Information supplied section start

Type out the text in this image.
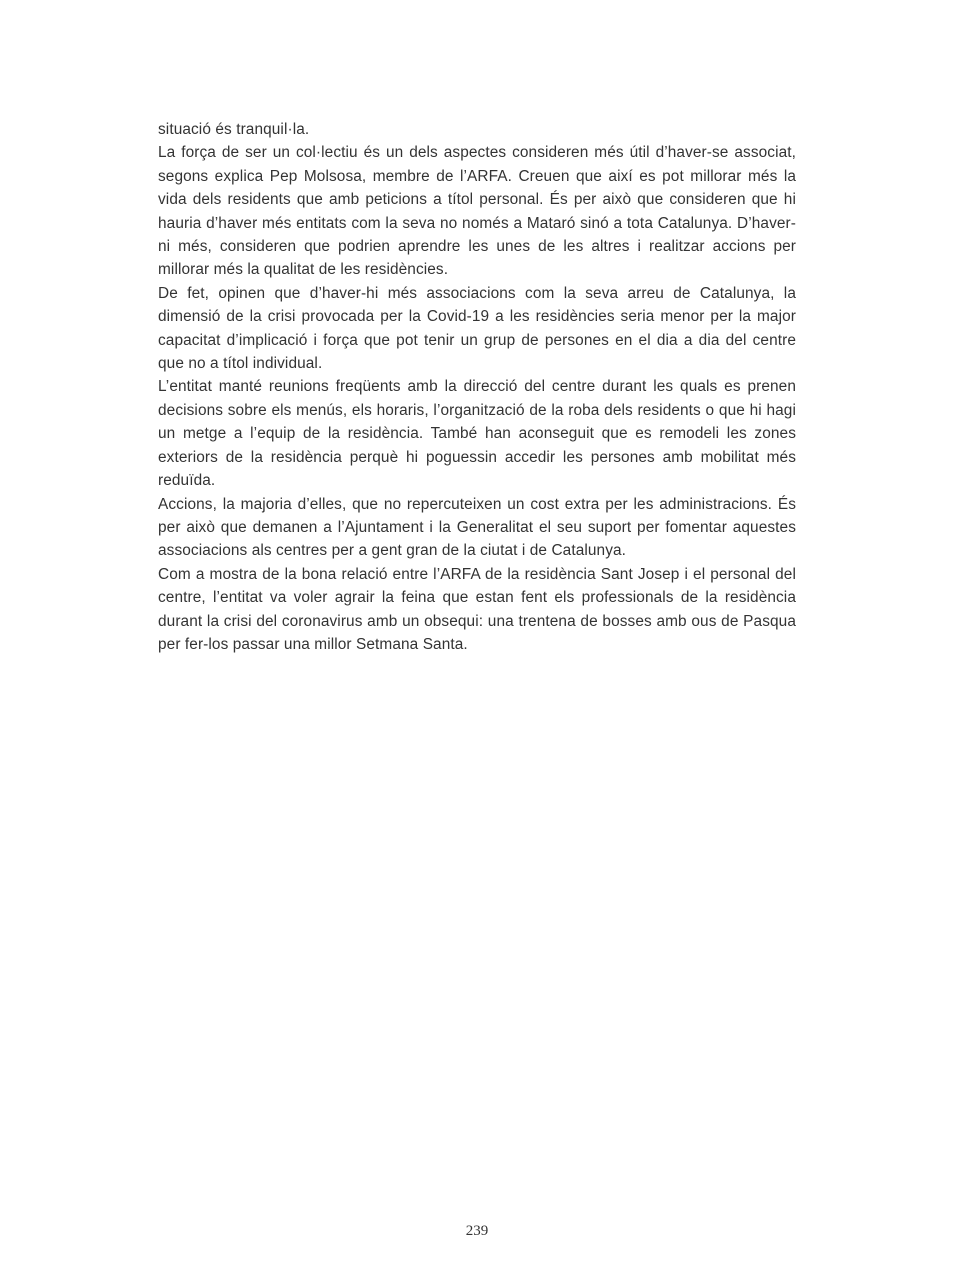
situació és tranquil·la.

La força de ser un col·lectiu és un dels aspectes consideren més útil d’haver-se associat, segons explica Pep Molsosa, membre de l’ARFA. Creuen que així es pot millorar més la vida dels residents que amb peticions a títol personal. És per això que consideren que hi hauria d’haver més entitats com la seva no només a Mataró sinó a tota Catalunya. D’haver-ni més, consideren que podrien aprendre les unes de les altres i realitzar accions per millorar més la qualitat de les residències.

De fet, opinen que d’haver-hi més associacions com la seva arreu de Catalunya, la dimensió de la crisi provocada per la Covid-19 a les residències seria menor per la major capacitat d’implicació i força que pot tenir un grup de persones en el dia a dia del centre que no a títol individual.

L’entitat manté reunions freqüents amb la direcció del centre durant les quals es prenen decisions sobre els menús, els horaris, l’organització de la roba dels residents o que hi hagi un metge a l’equip de la residència. També han aconseguit que es remodeli les zones exteriors de la residència perquè hi poguessin accedir les persones amb mobilitat més reduïda.

Accions, la majoria d’elles, que no repercuteixen un cost extra per les administracions. És per això que demanen a l’Ajuntament i la Generalitat el seu suport per fomentar aquestes associacions als centres per a gent gran de la ciutat i de Catalunya.

Com a mostra de la bona relació entre l’ARFA de la residència Sant Josep i el personal del centre, l’entitat va voler agrair la feina que estan fent els professionals de la residència durant la crisi del coronavirus amb un obsequi: una trentena de bosses amb ous de Pasqua per fer-los passar una millor Setmana Santa.

239
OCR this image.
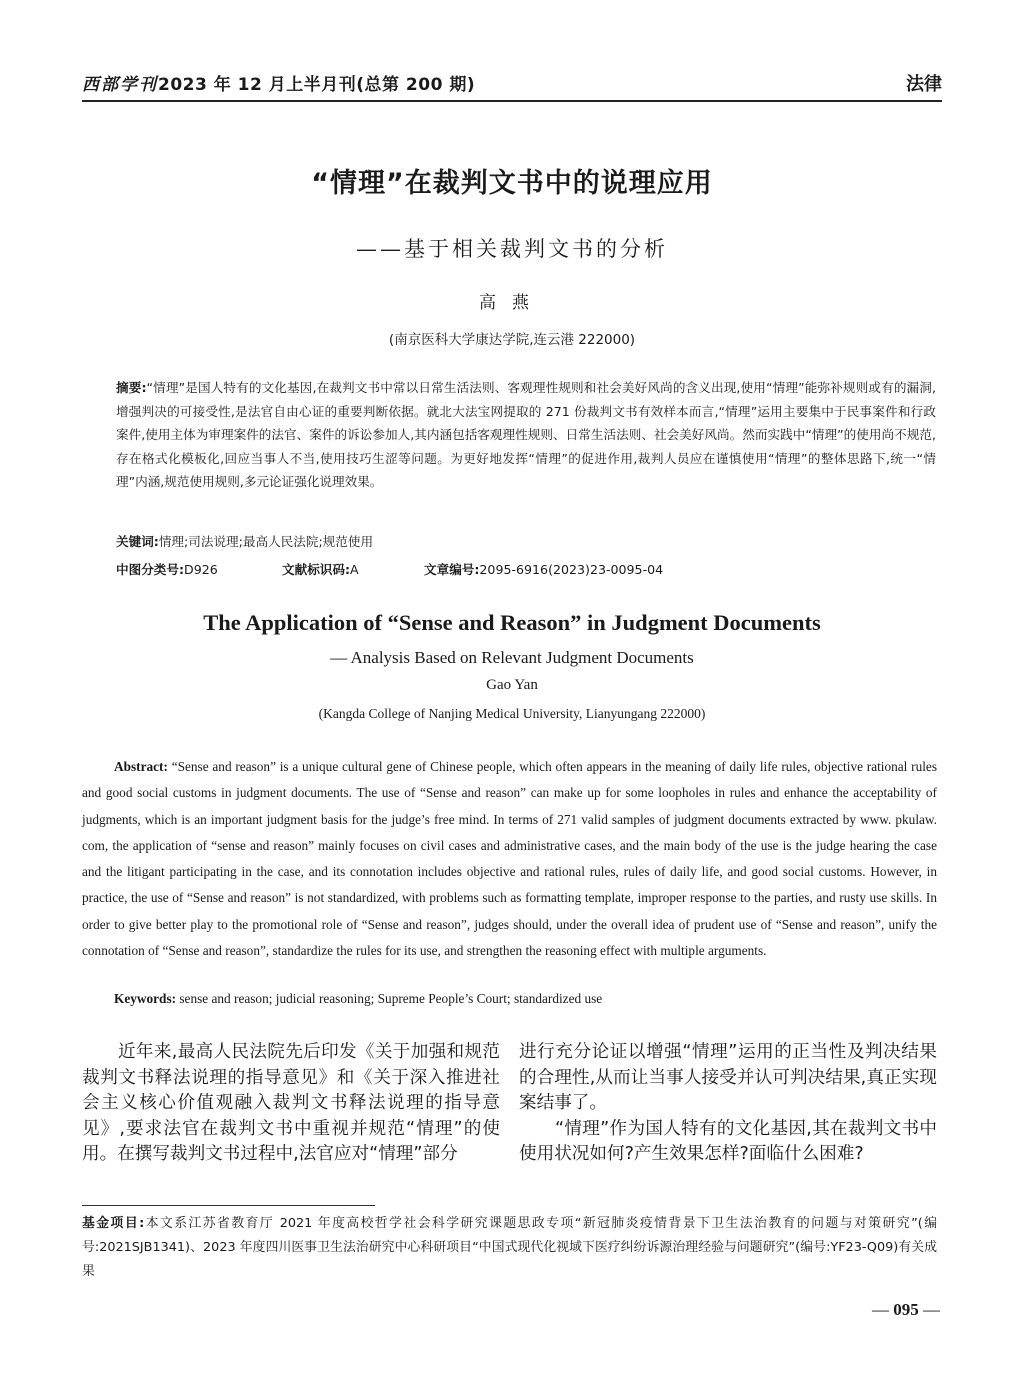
西部学刊2023 年 12 月上半月刊(总第 200 期)	法律
“情理”在裁判文书中的说理应用
——基于相关裁判文书的分析
高燕
(南京医科大学康达学院,连云港 222000)
摘要:“情理”是国人特有的文化基因,在裁判文书中常以日常生活法则、客观理性规则和社会美好风尚的含义出现,使用“情理”能弥补规则或有的漏洞,增强判决的可接受性,是法官自由心证的重要判断依据。就北大法宝网提取的 271 份裁判文书有效样本而言,“情理”运用主要集中于民事案件和行政案件,使用主体为审理案件的法官、案件的诉讼参加人,其内涵包括客观理性规则、日常生活法则、社会美好风尚。然而实践中“情理”的使用尚不规范,存在格式化模板化,回应当事人不当,使用技巧生涩等问题。为更好地发挥“情理”的促进作用,裁判人员应在谨慎使用“情理”的整体思路下,统一“情理”内涵,规范使用规则,多元论证强化说理效果。
关键词:情理;司法说理;最高人民法院;规范使用
中图分类号:D926	文献标识码:A	文章编号:2095-6916(2023)23-0095-04
The Application of “Sense and Reason” in Judgment Documents
— Analysis Based on Relevant Judgment Documents
Gao Yan
(Kangda College of Nanjing Medical University, Lianyungang 222000)
Abstract: “Sense and reason” is a unique cultural gene of Chinese people, which often appears in the meaning of daily life rules, objective rational rules and good social customs in judgment documents. The use of “Sense and reason” can make up for some loopholes in rules and enhance the acceptability of judgments, which is an important judgment basis for the judge’s free mind. In terms of 271 valid samples of judgment documents extracted by www. pkulaw. com, the application of “sense and reason” mainly focuses on civil cases and administrative cases, and the main body of the use is the judge hearing the case and the litigant participating in the case, and its connotation includes objective and rational rules, rules of daily life, and good social customs. However, in practice, the use of “Sense and reason” is not standardized, with problems such as formatting template, improper response to the parties, and rusty use skills. In order to give better play to the promotional role of “Sense and reason”, judges should, under the overall idea of prudent use of “Sense and reason”, unify the connotation of “Sense and reason”, standardize the rules for its use, and strengthen the reasoning effect with multiple arguments.
Keywords: sense and reason; judicial reasoning; Supreme People’s Court; standardized use

近年来,最高人民法院先后印发《关于加强和规范裁判文书释法说理的指导意见》和《关于深入推进社会主义核心价值观融入裁判文书释法说理的指导意见》,要求法官在裁判文书中重视并规范“情理”的使用。在撰写裁判文书过程中,法官应对“情理”部分

进行充分论证以增强“情理”运用的正当性及判决结果的合理性,从而让当事人接受并认可判决结果,真正实现案结事了。

“情理”作为国人特有的文化基因,其在裁判文书中使用状况如何?产生效果怎样?面临什么困难?

基金项目:本文系江苏省教育厅 2021 年度高校哲学社会科学研究课题思政专项“新冠肺炎疫情背景下卫生法治教育的问题与对策研究”(编号:2021SJB1341)、2023 年度四川医事卫生法治研究中心科研项目“中国式现代化视域下医疗纠纷诉源治理经验与问题研究”(编号:YF23-Q09)有关成果
— 095 —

Information supplied section end

**Task:** Please write out the whole listing exactly, but not the pictures in it.

**Output for this exercise:**
Type out the text in this image.
situació és tranquil·la.

La força de ser un col·lectiu és un dels aspectes consideren més útil d’haver-se associat, segons explica Pep Molsosa, membre de l’ARFA. Creuen que així es pot millorar més la vida dels residents que amb peticions a títol personal. És per això que consideren que hi hauria d’haver més entitats com la seva no només a Mataró sinó a tota Catalunya. D’haver-ni més, consideren que podrien aprendre les unes de les altres i realitzar accions per millorar més la qualitat de les residències.

De fet, opinen que d’haver-hi més associacions com la seva arreu de Catalunya, la dimensió de la crisi provocada per la Covid-19 a les residències seria menor per la major capacitat d’implicació i força que pot tenir un grup de persones en el dia a dia del centre que no a títol individual.

L’entitat manté reunions freqüents amb la direcció del centre durant les quals es prenen decisions sobre els menús, els horaris, l’organització de la roba dels residents o que hi hagi un metge a l’equip de la residència. També han aconseguit que es remodeli les zones exteriors de la residència perquè hi poguessin accedir les persones amb mobilitat més reduïda.

Accions, la majoria d’elles, que no repercuteixen un cost extra per les administracions. És per això que demanen a l’Ajuntament i la Generalitat el seu suport per fomentar aquestes associacions als centres per a gent gran de la ciutat i de Catalunya.

Com a mostra de la bona relació entre l’ARFA de la residència Sant Josep i el personal del centre, l’entitat va voler agrair la feina que estan fent els professionals de la residència durant la crisi del coronavirus amb un obsequi: una trentena de bosses amb ous de Pasqua per fer-los passar una millor Setmana Santa.

239
OCR this image.
西部学刊2023 年 12 月上半月刊(总第 200 期)	法律
“情理”在裁判文书中的说理应用
——基于相关裁判文书的分析
高燕
(南京医科大学康达学院,连云港 222000)
摘要:“情理”是国人特有的文化基因,在裁判文书中常以日常生活法则、客观理性规则和社会美好风尚的含义出现,使用“情理”能弥补规则或有的漏洞,增强判决的可接受性,是法官自由心证的重要判断依据。就北大法宝网提取的 271 份裁判文书有效样本而言,“情理”运用主要集中于民事案件和行政案件,使用主体为审理案件的法官、案件的诉讼参加人,其内涵包括客观理性规则、日常生活法则、社会美好风尚。然而实践中“情理”的使用尚不规范,存在格式化模板化,回应当事人不当,使用技巧生涩等问题。为更好地发挥“情理”的促进作用,裁判人员应在谨慎使用“情理”的整体思路下,统一“情理”内涵,规范使用规则,多元论证强化说理效果。
关键词:情理;司法说理;最高人民法院;规范使用
中图分类号:D926	文献标识码:A	文章编号:2095-6916(2023)23-0095-04
The Application of “Sense and Reason” in Judgment Documents
— Analysis Based on Relevant Judgment Documents
Gao Yan
(Kangda College of Nanjing Medical University, Lianyungang 222000)
Abstract: “Sense and reason” is a unique cultural gene of Chinese people, which often appears in the meaning of daily life rules, objective rational rules and good social customs in judgment documents. The use of “Sense and reason” can make up for some loopholes in rules and enhance the acceptability of judgments, which is an important judgment basis for the judge’s free mind. In terms of 271 valid samples of judgment documents extracted by www. pkulaw. com, the application of “sense and reason” mainly focuses on civil cases and administrative cases, and the main body of the use is the judge hearing the case and the litigant participating in the case, and its connotation includes objective and rational rules, rules of daily life, and good social customs. However, in practice, the use of “Sense and reason” is not standardized, with problems such as formatting template, improper response to the parties, and rusty use skills. In order to give better play to the promotional role of “Sense and reason”, judges should, under the overall idea of prudent use of “Sense and reason”, unify the connotation of “Sense and reason”, standardize the rules for its use, and strengthen the reasoning effect with multiple arguments.
Keywords: sense and reason; judicial reasoning; Supreme People’s Court; standardized use

近年来,最高人民法院先后印发《关于加强和规范裁判文书释法说理的指导意见》和《关于深入推进社会主义核心价值观融入裁判文书释法说理的指导意见》,要求法官在裁判文书中重视并规范“情理”的使用。在撰写裁判文书过程中,法官应对“情理”部分

进行充分论证以增强“情理”运用的正当性及判决结果的合理性,从而让当事人接受并认可判决结果,真正实现案结事了。

“情理”作为国人特有的文化基因,其在裁判文书中使用状况如何?产生效果怎样?面临什么困难?

基金项目:本文系江苏省教育厅 2021 年度高校哲学社会科学研究课题思政专项“新冠肺炎疫情背景下卫生法治教育的问题与对策研究”(编号:2021SJB1341)、2023 年度四川医事卫生法治研究中心科研项目“中国式现代化视域下医疗纠纷诉源治理经验与问题研究”(编号:YF23-Q09)有关成果
— 095 —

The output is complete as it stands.